*What the task asks:* Each entry must be given again exactly as it appears, with images excluded.

*Dataset records:*
++++++
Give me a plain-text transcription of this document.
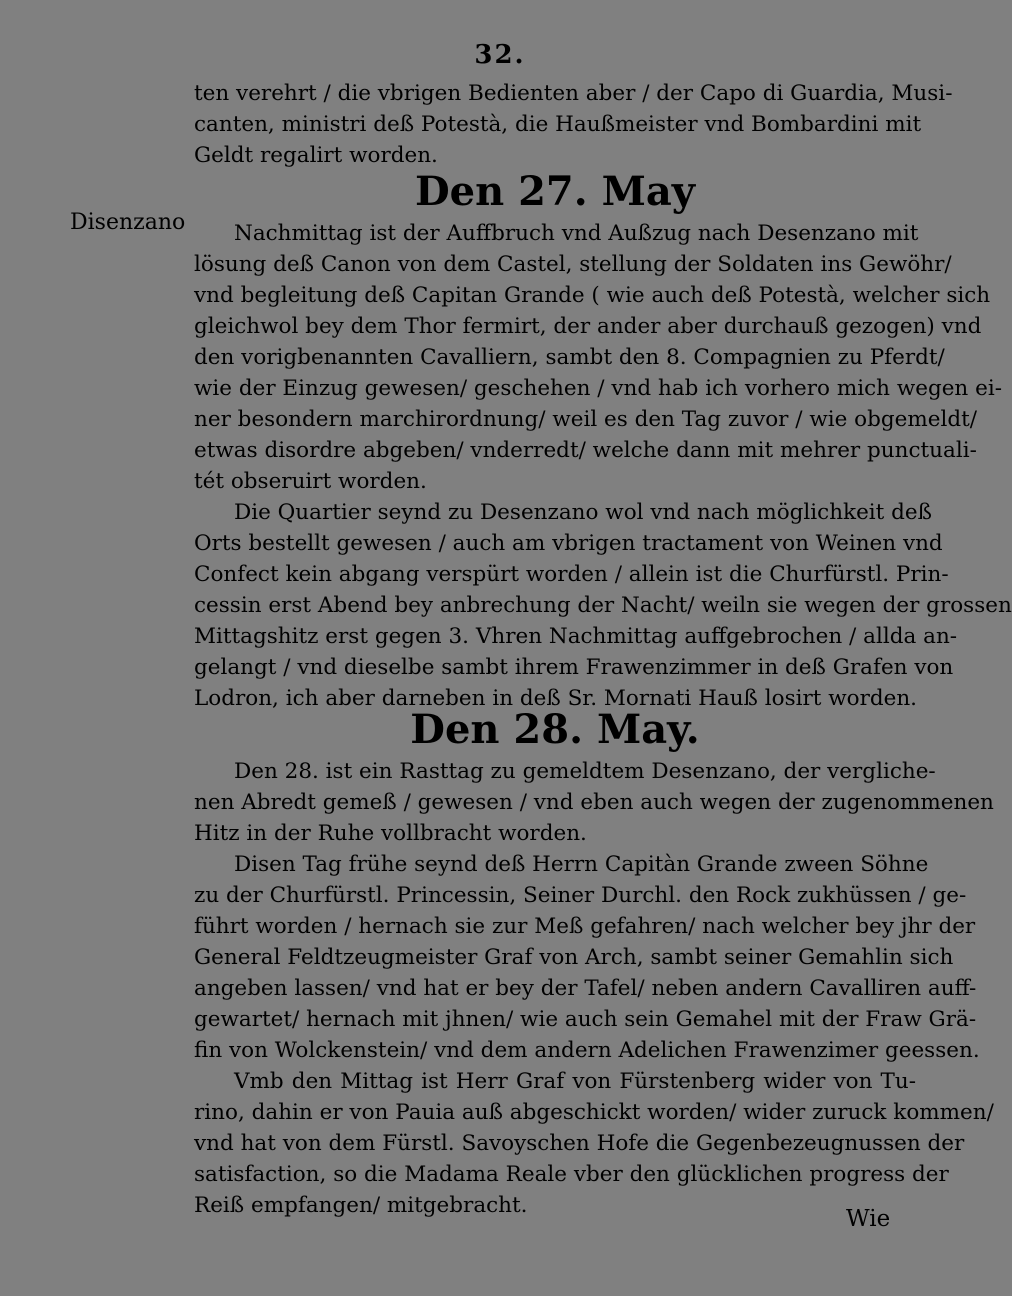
32.
Disenzano
ten verehrt / die vbrigen Bedienten aber / der Capo di Guardia, Musi-
canten, ministri deß Potestà, die Haußmeister vnd Bombardini mit
Geldt regalirt worden.
Den 27. May
Nachmittag ist der Auffbruch vnd Außzug nach Desenzano mit
lösung deß Canon von dem Castel, stellung der Soldaten ins Gewöhr/
vnd begleitung deß Capitan Grande ( wie auch deß Potestà, welcher sich
gleichwol bey dem Thor fermirt, der ander aber durchauß gezogen) vnd
den vorigbenannten Cavalliern, sambt den 8. Compagnien zu Pferdt/
wie der Einzug gewesen/ geschehen / vnd hab ich vorhero mich wegen ei-
ner besondern marchirordnung/ weil es den Tag zuvor / wie obgemeldt/
etwas disordre abgeben/ vnderredt/ welche dann mit mehrer punctuali-
tét obseruirt worden.
Die Quartier seynd zu Desenzano wol vnd nach möglichkeit deß
Orts bestellt gewesen / auch am vbrigen tractament von Weinen vnd
Confect kein abgang verspürt worden / allein ist die Churfürstl. Prin-
cessin erst Abend bey anbrechung der Nacht/ weiln sie wegen der grossen
Mittagshitz erst gegen 3. Vhren Nachmittag auffgebrochen / allda an-
gelangt / vnd dieselbe sambt ihrem Frawenzimmer in deß Grafen von
Lodron, ich aber darneben in deß Sr. Mornati Hauß losirt worden.
Den 28. May.
Den 28. ist ein Rasttag zu gemeldtem Desenzano, der vergliche-
nen Abredt gemeß / gewesen / vnd eben auch wegen der zugenommenen
Hitz in der Ruhe vollbracht worden.
Disen Tag frühe seynd deß Herrn Capitàn Grande zween Söhne
zu der Churfürstl. Princessin, Seiner Durchl. den Rock zukhüssen / ge-
führt worden / hernach sie zur Meß gefahren/ nach welcher bey jhr der
General Feldtzeugmeister Graf von Arch, sambt seiner Gemahlin sich
angeben lassen/ vnd hat er bey der Tafel/ neben andern Cavalliren auff-
gewartet/ hernach mit jhnen/ wie auch sein Gemahel mit der Fraw Grä-
fin von Wolckenstein/ vnd dem andern Adelichen Frawenzimer geessen.
Vmb den Mittag ist Herr Graf von Fürstenberg wider von Tu-
rino, dahin er von Pauia auß abgeschickt worden/ wider zuruck kommen/
vnd hat von dem Fürstl. Savoyschen Hofe die Gegenbezeugnussen der
satisfaction, so die Madama Reale vber den glücklichen progress der
Reiß empfangen/ mitgebracht.
Wie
++++++
*Task output:*
Give me a plain-text transcription of this document.
32.
Disenzano
ten verehrt / die vbrigen Bedienten aber / der Capo di Guardia, Musi-
canten, ministri deß Potestà, die Haußmeister vnd Bombardini mit
Geldt regalirt worden.
Den 27. May
Nachmittag ist der Auffbruch vnd Außzug nach Desenzano mit
lösung deß Canon von dem Castel, stellung der Soldaten ins Gewöhr/
vnd begleitung deß Capitan Grande ( wie auch deß Potestà, welcher sich
gleichwol bey dem Thor fermirt, der ander aber durchauß gezogen) vnd
den vorigbenannten Cavalliern, sambt den 8. Compagnien zu Pferdt/
wie der Einzug gewesen/ geschehen / vnd hab ich vorhero mich wegen ei-
ner besondern marchirordnung/ weil es den Tag zuvor / wie obgemeldt/
etwas disordre abgeben/ vnderredt/ welche dann mit mehrer punctuali-
tét obseruirt worden.
Die Quartier seynd zu Desenzano wol vnd nach möglichkeit deß
Orts bestellt gewesen / auch am vbrigen tractament von Weinen vnd
Confect kein abgang verspürt worden / allein ist die Churfürstl. Prin-
cessin erst Abend bey anbrechung der Nacht/ weiln sie wegen der grossen
Mittagshitz erst gegen 3. Vhren Nachmittag auffgebrochen / allda an-
gelangt / vnd dieselbe sambt ihrem Frawenzimmer in deß Grafen von
Lodron, ich aber darneben in deß Sr. Mornati Hauß losirt worden.
Den 28. May.
Den 28. ist ein Rasttag zu gemeldtem Desenzano, der vergliche-
nen Abredt gemeß / gewesen / vnd eben auch wegen der zugenommenen
Hitz in der Ruhe vollbracht worden.
Disen Tag frühe seynd deß Herrn Capitàn Grande zween Söhne
zu der Churfürstl. Princessin, Seiner Durchl. den Rock zukhüssen / ge-
führt worden / hernach sie zur Meß gefahren/ nach welcher bey jhr der
General Feldtzeugmeister Graf von Arch, sambt seiner Gemahlin sich
angeben lassen/ vnd hat er bey der Tafel/ neben andern Cavalliren auff-
gewartet/ hernach mit jhnen/ wie auch sein Gemahel mit der Fraw Grä-
fin von Wolckenstein/ vnd dem andern Adelichen Frawenzimer geessen.
Vmb den Mittag ist Herr Graf von Fürstenberg wider von Tu-
rino, dahin er von Pauia auß abgeschickt worden/ wider zuruck kommen/
vnd hat von dem Fürstl. Savoyschen Hofe die Gegenbezeugnussen der
satisfaction, so die Madama Reale vber den glücklichen progress der
Reiß empfangen/ mitgebracht.
Wie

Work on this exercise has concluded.